- Task details
Take every line from the listing below that includes "screenshot" and copy it.
# START OF Extracted material
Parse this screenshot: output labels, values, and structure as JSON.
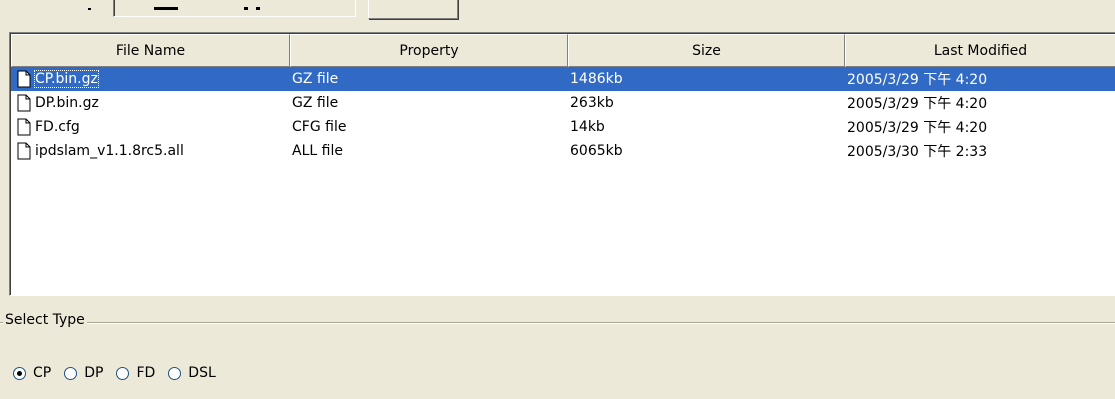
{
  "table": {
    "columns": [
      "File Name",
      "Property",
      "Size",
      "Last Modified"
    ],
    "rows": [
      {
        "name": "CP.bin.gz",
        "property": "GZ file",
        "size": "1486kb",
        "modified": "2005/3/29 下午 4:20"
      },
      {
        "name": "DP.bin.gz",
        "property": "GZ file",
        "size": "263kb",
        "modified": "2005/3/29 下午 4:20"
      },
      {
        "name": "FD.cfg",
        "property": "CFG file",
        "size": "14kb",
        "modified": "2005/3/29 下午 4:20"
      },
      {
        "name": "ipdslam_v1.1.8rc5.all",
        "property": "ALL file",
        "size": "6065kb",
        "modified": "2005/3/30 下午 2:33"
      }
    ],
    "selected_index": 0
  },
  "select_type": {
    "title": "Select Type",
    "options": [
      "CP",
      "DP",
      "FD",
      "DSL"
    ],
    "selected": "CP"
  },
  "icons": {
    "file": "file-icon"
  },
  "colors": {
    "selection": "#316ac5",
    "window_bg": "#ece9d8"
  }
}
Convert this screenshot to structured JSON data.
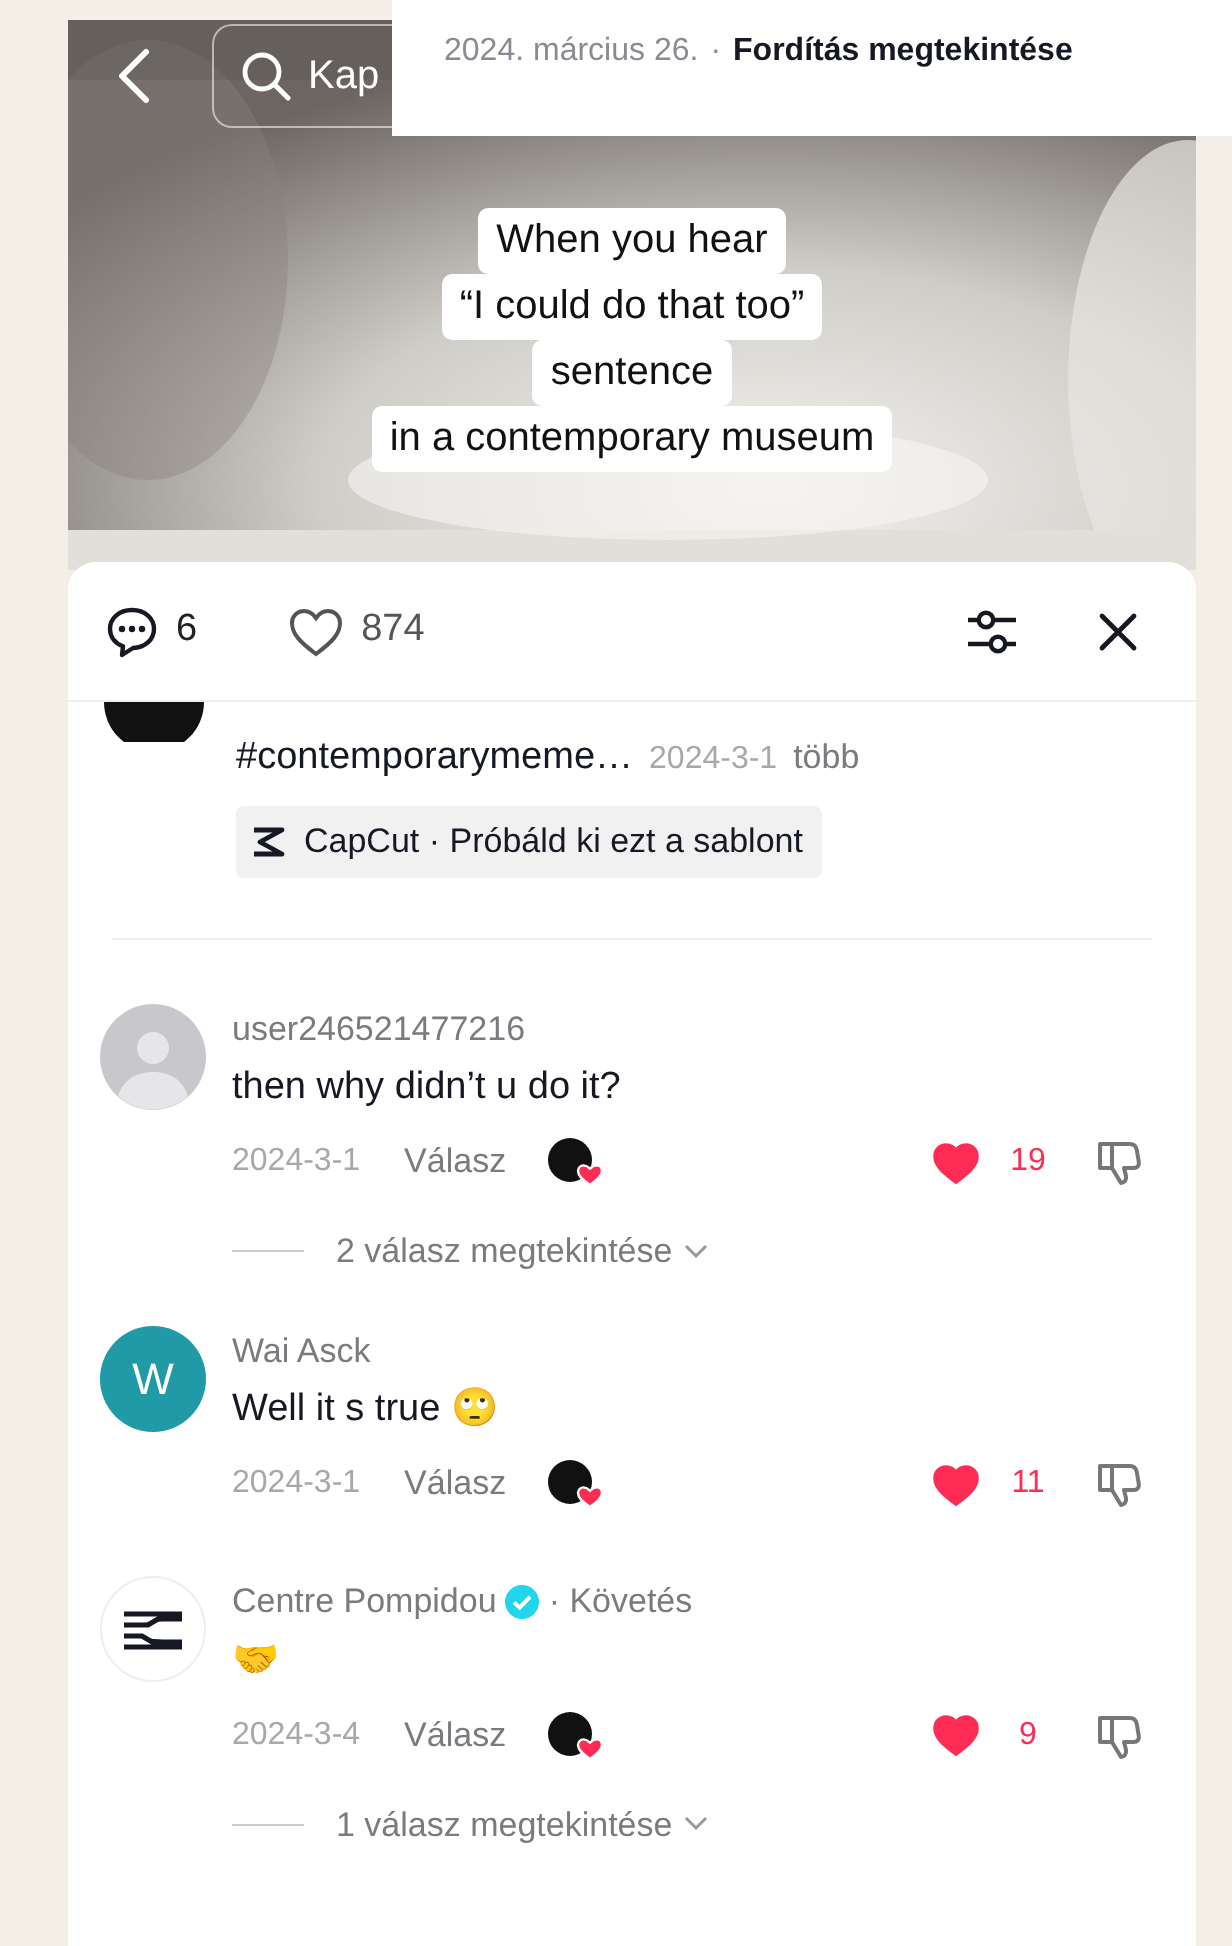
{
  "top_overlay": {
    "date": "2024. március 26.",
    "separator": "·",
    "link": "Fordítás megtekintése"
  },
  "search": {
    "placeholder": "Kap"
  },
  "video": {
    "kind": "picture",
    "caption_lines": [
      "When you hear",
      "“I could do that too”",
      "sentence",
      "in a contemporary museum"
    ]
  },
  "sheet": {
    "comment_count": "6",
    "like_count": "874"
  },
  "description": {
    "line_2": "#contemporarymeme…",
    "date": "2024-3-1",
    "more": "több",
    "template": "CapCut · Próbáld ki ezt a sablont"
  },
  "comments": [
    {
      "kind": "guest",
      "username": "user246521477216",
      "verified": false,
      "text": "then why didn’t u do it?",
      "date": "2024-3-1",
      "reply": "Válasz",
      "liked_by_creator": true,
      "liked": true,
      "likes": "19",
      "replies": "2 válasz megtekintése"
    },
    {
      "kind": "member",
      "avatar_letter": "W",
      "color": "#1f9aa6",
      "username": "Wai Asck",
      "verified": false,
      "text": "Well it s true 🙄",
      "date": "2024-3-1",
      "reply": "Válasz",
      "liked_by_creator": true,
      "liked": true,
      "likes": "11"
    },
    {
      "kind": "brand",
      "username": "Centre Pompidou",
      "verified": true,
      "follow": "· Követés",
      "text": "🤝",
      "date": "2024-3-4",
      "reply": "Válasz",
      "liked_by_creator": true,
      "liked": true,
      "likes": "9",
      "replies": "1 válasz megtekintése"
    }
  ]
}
# END OF Extracted material
# START OF Extracted material
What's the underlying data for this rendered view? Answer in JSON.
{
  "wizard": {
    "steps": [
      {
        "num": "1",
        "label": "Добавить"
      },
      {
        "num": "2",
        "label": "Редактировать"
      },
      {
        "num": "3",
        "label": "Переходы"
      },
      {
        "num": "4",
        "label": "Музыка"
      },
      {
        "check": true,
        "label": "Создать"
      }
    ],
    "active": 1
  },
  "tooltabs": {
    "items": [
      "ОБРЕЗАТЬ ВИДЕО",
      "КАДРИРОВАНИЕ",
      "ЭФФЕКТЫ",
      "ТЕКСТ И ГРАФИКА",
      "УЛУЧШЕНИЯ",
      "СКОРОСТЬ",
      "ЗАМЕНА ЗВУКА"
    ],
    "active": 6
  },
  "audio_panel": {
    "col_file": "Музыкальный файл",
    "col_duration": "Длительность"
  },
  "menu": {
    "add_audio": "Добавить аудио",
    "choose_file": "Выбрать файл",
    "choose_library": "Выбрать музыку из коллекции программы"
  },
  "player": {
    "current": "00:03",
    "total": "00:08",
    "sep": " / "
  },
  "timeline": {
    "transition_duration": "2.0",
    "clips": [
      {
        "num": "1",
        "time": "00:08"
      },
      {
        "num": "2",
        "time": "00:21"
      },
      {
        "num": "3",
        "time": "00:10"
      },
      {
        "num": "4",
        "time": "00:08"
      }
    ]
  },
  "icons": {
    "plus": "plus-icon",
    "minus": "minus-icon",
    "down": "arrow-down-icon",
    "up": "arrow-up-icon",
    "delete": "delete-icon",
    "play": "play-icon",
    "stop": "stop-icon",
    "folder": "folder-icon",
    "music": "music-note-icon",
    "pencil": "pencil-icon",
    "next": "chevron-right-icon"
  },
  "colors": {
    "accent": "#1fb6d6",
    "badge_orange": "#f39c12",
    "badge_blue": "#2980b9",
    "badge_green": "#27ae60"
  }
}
# END OF Extracted material
- The result
Parse this screenshot: output labels, values, and structure as JSON.
Convert this screenshot to structured JSON data.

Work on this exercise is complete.